Records:
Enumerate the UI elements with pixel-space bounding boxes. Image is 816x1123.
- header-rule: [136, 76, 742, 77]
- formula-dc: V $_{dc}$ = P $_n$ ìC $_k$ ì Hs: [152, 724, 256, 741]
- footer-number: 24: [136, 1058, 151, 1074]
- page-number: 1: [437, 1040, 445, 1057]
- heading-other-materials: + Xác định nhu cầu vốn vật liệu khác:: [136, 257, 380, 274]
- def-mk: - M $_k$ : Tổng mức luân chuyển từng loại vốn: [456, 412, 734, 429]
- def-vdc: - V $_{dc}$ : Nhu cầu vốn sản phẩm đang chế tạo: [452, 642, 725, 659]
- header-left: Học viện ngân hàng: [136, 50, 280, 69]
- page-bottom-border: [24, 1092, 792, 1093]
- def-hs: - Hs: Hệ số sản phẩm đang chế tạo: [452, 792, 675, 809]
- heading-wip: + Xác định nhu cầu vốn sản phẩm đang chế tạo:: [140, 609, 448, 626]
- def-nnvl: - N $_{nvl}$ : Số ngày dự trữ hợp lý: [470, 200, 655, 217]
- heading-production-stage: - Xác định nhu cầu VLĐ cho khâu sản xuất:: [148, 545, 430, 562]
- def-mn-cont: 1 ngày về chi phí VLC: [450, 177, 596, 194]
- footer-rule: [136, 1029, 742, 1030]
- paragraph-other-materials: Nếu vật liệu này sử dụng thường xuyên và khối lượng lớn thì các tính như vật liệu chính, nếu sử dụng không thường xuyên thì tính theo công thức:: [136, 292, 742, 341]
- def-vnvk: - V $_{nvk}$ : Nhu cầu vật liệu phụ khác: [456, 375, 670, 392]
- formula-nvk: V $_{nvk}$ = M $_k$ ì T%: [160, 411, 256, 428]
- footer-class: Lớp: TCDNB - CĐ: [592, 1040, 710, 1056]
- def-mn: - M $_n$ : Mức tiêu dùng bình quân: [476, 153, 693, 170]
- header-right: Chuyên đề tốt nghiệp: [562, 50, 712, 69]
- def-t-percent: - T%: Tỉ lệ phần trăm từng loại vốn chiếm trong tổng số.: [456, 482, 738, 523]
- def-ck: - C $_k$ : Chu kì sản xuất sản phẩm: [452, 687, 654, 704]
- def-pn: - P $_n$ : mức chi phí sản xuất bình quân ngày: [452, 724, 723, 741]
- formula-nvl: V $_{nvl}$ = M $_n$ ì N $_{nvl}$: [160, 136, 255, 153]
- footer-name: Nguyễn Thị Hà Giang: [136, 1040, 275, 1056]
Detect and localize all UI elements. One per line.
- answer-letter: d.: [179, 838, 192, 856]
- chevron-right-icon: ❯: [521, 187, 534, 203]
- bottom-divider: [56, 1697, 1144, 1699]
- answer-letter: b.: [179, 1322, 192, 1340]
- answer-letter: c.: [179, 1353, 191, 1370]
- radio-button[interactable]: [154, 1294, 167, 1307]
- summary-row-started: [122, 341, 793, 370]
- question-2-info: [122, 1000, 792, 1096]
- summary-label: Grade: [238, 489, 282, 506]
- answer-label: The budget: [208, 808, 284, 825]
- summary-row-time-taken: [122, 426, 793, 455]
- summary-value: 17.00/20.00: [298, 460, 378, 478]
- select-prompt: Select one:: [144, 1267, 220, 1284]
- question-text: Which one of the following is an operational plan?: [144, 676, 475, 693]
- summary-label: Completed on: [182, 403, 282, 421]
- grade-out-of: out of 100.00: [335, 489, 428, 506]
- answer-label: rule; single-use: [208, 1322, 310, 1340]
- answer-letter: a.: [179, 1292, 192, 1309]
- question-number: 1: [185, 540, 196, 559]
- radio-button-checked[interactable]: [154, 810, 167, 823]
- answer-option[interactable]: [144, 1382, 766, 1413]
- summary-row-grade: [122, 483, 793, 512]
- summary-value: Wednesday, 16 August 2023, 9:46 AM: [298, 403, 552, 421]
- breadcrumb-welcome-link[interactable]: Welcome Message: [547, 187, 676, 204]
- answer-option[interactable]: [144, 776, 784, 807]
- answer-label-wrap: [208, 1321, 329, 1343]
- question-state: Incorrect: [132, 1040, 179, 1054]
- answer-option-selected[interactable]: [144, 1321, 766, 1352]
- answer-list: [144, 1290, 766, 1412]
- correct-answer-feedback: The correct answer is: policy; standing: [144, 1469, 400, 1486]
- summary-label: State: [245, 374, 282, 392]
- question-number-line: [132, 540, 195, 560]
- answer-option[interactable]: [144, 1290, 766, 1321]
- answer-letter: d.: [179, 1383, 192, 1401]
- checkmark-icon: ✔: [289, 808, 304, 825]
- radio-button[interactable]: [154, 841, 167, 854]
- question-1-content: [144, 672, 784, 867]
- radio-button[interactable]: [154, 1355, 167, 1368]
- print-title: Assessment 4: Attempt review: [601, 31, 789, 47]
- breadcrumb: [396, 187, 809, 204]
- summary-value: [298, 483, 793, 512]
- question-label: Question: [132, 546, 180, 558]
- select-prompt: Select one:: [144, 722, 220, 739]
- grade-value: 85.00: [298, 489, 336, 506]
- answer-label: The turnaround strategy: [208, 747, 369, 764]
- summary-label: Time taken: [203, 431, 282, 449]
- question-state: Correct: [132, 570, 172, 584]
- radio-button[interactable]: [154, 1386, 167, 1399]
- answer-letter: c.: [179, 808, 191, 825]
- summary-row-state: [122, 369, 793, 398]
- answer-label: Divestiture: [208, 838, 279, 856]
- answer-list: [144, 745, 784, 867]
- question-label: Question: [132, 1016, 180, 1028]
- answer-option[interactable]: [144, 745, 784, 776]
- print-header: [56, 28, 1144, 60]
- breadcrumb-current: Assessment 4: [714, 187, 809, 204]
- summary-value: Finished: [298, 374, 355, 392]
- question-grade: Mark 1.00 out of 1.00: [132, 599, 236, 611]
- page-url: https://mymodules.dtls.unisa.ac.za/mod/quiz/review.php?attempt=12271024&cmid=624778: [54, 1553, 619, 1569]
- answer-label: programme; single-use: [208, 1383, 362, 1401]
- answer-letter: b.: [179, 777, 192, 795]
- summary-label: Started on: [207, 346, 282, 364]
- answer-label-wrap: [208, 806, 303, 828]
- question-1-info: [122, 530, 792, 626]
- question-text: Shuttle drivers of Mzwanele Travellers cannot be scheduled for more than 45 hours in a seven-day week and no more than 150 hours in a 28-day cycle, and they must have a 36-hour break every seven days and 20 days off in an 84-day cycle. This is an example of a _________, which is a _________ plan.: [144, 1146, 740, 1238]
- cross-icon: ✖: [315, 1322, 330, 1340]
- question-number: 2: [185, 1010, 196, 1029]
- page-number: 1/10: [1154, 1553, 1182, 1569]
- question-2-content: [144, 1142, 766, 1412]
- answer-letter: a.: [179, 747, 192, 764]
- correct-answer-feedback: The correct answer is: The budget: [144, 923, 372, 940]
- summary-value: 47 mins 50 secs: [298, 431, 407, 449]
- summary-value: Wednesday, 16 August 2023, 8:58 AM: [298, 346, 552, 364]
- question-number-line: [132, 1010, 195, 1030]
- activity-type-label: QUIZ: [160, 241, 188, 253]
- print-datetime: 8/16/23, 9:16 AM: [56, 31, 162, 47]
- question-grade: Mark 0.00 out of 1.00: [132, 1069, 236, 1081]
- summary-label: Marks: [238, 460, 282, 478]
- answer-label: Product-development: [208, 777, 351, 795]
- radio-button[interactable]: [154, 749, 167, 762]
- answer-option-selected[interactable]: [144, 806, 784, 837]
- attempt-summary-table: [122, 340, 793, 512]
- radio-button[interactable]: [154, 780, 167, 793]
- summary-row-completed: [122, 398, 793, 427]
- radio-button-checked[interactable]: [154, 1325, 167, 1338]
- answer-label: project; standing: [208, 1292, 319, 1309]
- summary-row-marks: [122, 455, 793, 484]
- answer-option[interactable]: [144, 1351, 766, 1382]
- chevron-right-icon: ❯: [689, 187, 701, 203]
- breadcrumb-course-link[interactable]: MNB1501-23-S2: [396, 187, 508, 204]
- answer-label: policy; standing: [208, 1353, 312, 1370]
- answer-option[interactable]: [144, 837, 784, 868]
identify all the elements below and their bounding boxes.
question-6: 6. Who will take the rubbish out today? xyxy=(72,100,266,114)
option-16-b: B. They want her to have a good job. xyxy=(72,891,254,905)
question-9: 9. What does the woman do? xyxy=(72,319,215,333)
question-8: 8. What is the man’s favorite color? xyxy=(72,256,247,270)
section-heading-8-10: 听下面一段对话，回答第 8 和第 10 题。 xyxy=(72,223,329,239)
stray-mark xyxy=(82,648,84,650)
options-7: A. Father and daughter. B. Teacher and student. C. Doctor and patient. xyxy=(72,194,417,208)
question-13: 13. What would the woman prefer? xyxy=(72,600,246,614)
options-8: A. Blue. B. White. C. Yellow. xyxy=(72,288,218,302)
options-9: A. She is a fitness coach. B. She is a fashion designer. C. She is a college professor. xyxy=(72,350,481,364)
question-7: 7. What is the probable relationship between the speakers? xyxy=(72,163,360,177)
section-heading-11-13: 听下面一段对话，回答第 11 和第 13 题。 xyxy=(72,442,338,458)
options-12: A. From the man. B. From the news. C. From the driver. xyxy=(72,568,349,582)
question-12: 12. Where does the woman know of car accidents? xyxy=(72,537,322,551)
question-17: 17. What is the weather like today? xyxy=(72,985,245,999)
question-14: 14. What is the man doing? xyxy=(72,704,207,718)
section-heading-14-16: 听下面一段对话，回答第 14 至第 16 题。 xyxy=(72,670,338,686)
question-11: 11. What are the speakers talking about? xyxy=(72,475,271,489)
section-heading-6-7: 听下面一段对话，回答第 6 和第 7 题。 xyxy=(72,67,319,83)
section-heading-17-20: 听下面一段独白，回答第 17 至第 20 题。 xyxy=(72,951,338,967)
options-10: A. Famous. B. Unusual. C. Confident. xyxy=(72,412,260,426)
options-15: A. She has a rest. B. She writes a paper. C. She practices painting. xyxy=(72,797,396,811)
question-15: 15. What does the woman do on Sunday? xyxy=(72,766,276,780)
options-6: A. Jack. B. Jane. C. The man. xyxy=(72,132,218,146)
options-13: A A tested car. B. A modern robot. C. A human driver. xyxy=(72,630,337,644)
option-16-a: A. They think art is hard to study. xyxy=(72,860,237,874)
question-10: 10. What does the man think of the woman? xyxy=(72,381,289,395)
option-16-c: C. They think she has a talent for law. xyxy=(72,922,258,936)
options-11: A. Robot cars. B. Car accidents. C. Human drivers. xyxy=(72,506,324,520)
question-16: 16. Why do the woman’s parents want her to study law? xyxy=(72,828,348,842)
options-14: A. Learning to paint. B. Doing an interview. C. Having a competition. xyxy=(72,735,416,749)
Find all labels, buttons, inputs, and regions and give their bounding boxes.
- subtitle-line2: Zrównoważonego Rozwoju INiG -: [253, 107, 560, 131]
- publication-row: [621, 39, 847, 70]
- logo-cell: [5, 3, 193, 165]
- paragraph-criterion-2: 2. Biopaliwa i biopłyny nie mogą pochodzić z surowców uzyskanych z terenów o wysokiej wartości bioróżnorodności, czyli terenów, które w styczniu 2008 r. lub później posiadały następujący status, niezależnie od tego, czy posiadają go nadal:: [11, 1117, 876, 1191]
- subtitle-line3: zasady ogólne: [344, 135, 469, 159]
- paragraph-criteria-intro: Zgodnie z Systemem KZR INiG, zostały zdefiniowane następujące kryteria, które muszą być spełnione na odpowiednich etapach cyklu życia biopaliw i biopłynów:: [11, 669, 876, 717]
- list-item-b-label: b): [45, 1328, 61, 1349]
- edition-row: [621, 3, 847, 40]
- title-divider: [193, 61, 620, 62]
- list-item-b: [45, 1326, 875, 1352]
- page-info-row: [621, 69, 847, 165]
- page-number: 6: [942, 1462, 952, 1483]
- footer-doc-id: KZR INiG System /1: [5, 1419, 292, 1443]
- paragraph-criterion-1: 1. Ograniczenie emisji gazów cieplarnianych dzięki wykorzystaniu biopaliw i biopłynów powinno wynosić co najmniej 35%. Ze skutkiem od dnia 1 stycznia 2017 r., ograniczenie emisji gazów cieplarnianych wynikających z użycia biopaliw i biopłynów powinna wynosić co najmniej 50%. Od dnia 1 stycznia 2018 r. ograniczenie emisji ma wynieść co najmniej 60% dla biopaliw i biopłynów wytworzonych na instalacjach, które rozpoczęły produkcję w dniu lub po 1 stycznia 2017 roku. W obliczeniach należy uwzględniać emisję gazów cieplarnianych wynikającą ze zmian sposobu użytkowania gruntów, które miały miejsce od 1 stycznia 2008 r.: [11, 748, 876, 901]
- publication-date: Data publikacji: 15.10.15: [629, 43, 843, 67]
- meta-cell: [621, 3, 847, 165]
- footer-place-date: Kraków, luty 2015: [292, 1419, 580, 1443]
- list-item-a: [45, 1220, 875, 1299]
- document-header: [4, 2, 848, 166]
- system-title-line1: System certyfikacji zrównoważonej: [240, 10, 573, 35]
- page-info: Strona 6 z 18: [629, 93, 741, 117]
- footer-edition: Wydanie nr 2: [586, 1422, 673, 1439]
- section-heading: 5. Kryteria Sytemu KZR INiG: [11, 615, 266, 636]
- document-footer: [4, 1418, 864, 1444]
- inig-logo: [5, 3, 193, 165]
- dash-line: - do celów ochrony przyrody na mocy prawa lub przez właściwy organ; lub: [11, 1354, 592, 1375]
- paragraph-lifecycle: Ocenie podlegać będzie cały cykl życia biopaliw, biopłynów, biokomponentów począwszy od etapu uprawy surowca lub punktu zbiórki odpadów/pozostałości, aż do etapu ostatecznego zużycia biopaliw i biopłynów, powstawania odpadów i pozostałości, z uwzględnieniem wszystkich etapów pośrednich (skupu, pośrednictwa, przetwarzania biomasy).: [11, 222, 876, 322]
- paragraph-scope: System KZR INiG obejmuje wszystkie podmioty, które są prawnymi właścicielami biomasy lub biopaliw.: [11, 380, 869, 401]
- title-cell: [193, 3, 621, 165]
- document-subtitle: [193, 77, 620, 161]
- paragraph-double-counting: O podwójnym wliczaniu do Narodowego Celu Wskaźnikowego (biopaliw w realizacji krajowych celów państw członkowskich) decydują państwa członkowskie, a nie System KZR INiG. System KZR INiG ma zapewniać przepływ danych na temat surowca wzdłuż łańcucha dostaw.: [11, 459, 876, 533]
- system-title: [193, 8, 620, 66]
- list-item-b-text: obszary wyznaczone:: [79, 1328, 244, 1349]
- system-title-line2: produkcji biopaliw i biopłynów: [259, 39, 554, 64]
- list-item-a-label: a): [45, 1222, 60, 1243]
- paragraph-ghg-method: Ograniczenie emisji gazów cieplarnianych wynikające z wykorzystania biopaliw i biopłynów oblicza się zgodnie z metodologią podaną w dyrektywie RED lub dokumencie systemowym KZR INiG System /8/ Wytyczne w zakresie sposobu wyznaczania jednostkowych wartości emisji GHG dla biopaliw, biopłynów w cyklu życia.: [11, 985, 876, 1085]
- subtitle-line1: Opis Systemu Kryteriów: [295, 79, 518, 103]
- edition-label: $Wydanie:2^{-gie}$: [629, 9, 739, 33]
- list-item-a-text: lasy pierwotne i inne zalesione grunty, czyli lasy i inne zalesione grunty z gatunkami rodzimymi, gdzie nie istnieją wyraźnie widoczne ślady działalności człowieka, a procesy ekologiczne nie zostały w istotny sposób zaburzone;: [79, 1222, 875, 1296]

• TO BE DONE
Return the data lines without any changes, starting at the very first line and ending at the line that contains "- page-number: 1: [437, 1040, 445, 1057]", with both of those lines included.

• SOLUTION
Enumerate the UI elements with pixel-space bounding boxes. Image is 816x1123.
- header-rule: [136, 76, 742, 77]
- formula-dc: V $_{dc}$ = P $_n$ ìC $_k$ ì Hs: [152, 724, 256, 741]
- footer-number: 24: [136, 1058, 151, 1074]
- page-number: 1: [437, 1040, 445, 1057]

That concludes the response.